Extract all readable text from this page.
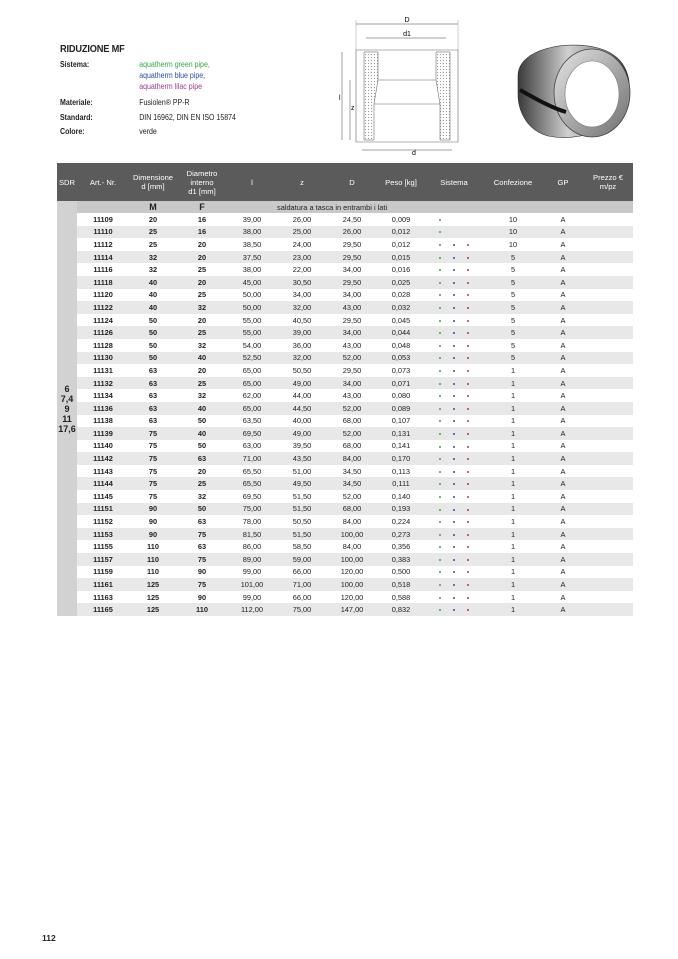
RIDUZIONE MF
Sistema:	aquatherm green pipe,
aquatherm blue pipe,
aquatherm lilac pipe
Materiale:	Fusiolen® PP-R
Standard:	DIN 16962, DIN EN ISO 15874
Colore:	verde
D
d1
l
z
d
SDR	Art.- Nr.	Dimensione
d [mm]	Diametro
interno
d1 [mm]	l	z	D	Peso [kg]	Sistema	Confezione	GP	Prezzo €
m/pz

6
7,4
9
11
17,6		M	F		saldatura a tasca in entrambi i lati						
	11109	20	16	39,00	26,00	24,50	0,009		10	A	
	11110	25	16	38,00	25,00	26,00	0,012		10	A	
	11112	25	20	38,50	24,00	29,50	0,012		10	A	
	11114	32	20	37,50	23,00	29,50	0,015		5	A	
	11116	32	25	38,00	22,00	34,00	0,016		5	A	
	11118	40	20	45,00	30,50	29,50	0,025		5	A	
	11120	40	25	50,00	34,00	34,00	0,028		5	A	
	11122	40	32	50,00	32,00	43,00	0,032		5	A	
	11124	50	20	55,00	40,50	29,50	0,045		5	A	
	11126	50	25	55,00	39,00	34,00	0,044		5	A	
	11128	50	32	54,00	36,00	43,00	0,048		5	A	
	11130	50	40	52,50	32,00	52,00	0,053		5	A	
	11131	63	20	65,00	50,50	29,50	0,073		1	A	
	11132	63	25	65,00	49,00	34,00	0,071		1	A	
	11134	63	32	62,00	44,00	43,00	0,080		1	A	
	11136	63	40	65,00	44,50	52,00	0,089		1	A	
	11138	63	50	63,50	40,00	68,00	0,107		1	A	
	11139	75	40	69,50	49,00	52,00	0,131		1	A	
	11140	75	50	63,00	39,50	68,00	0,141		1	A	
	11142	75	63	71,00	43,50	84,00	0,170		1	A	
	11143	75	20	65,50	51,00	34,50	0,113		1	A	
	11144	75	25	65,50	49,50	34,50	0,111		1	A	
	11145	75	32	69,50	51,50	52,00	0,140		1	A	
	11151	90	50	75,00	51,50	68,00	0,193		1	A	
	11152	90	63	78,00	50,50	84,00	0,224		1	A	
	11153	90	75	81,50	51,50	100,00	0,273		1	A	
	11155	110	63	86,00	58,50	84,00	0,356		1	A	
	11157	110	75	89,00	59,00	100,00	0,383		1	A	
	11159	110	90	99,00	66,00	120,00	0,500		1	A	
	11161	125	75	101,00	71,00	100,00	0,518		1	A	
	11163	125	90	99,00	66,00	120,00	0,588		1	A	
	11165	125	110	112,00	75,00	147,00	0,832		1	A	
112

-*-

Track down all lines above with the string "pipe" and copy them.

Sistema:	aquatherm green pipe,
aquatherm blue pipe,
aquatherm lilac pipe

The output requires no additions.